Stored data

----

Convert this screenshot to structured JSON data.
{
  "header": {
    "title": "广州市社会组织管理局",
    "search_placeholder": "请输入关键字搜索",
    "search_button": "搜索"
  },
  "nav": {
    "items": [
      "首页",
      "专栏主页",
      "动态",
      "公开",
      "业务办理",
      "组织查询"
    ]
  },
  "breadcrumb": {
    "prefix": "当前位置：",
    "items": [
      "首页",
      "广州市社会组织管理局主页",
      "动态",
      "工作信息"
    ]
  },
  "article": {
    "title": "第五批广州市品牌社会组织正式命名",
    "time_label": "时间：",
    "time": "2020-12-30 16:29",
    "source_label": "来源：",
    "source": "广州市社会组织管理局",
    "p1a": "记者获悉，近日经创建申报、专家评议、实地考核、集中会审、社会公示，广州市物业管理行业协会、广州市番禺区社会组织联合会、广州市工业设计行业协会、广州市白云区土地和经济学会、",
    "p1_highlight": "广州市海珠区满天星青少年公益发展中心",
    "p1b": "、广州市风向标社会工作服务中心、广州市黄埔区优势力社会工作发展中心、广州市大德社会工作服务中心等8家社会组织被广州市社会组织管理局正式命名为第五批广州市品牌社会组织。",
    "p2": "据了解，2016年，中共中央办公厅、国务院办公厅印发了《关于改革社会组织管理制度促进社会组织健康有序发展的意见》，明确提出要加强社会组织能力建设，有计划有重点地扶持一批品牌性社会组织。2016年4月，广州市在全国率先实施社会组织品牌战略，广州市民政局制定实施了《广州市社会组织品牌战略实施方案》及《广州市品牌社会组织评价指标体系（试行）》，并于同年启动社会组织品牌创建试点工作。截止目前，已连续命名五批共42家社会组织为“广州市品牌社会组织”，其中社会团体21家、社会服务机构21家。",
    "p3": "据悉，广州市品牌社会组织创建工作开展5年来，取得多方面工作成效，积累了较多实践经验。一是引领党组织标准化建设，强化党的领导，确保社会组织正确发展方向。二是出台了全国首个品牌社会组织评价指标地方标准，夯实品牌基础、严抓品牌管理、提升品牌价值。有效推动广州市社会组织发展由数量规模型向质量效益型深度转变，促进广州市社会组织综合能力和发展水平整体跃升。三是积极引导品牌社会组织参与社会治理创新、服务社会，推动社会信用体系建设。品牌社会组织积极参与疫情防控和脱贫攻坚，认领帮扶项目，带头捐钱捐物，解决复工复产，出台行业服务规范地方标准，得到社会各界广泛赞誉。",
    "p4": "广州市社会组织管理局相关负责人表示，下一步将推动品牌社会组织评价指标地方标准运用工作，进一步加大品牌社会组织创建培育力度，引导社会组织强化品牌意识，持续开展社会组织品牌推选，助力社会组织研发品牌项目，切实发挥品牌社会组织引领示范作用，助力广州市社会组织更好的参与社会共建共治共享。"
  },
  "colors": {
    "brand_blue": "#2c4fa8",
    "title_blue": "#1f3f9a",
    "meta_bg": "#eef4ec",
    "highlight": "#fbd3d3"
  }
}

----

WORK TO BE COMPLETED:
Exactly as written, please output every entry.

THE COMPLETED TASK:
Convert this screenshot to structured JSON data.
{
  "header": {
    "title": "广州市社会组织管理局",
    "search_placeholder": "请输入关键字搜索",
    "search_button": "搜索"
  },
  "nav": {
    "items": [
      "首页",
      "专栏主页",
      "动态",
      "公开",
      "业务办理",
      "组织查询"
    ]
  },
  "breadcrumb": {
    "prefix": "当前位置：",
    "items": [
      "首页",
      "广州市社会组织管理局主页",
      "动态",
      "工作信息"
    ]
  },
  "article": {
    "title": "第五批广州市品牌社会组织正式命名",
    "time_label": "时间：",
    "time": "2020-12-30 16:29",
    "source_label": "来源：",
    "source": "广州市社会组织管理局",
    "p1a": "记者获悉，近日经创建申报、专家评议、实地考核、集中会审、社会公示，广州市物业管理行业协会、广州市番禺区社会组织联合会、广州市工业设计行业协会、广州市白云区土地和经济学会、",
    "p1_highlight": "广州市海珠区满天星青少年公益发展中心",
    "p1b": "、广州市风向标社会工作服务中心、广州市黄埔区优势力社会工作发展中心、广州市大德社会工作服务中心等8家社会组织被广州市社会组织管理局正式命名为第五批广州市品牌社会组织。",
    "p2": "据了解，2016年，中共中央办公厅、国务院办公厅印发了《关于改革社会组织管理制度促进社会组织健康有序发展的意见》，明确提出要加强社会组织能力建设，有计划有重点地扶持一批品牌性社会组织。2016年4月，广州市在全国率先实施社会组织品牌战略，广州市民政局制定实施了《广州市社会组织品牌战略实施方案》及《广州市品牌社会组织评价指标体系（试行）》，并于同年启动社会组织品牌创建试点工作。截止目前，已连续命名五批共42家社会组织为“广州市品牌社会组织”，其中社会团体21家、社会服务机构21家。",
    "p3": "据悉，广州市品牌社会组织创建工作开展5年来，取得多方面工作成效，积累了较多实践经验。一是引领党组织标准化建设，强化党的领导，确保社会组织正确发展方向。二是出台了全国首个品牌社会组织评价指标地方标准，夯实品牌基础、严抓品牌管理、提升品牌价值。有效推动广州市社会组织发展由数量规模型向质量效益型深度转变，促进广州市社会组织综合能力和发展水平整体跃升。三是积极引导品牌社会组织参与社会治理创新、服务社会，推动社会信用体系建设。品牌社会组织积极参与疫情防控和脱贫攻坚，认领帮扶项目，带头捐钱捐物，解决复工复产，出台行业服务规范地方标准，得到社会各界广泛赞誉。",
    "p4": "广州市社会组织管理局相关负责人表示，下一步将推动品牌社会组织评价指标地方标准运用工作，进一步加大品牌社会组织创建培育力度，引导社会组织强化品牌意识，持续开展社会组织品牌推选，助力社会组织研发品牌项目，切实发挥品牌社会组织引领示范作用，助力广州市社会组织更好的参与社会共建共治共享。"
  },
  "colors": {
    "brand_blue": "#2c4fa8",
    "title_blue": "#1f3f9a",
    "meta_bg": "#eef4ec",
    "highlight": "#fbd3d3"
  }
}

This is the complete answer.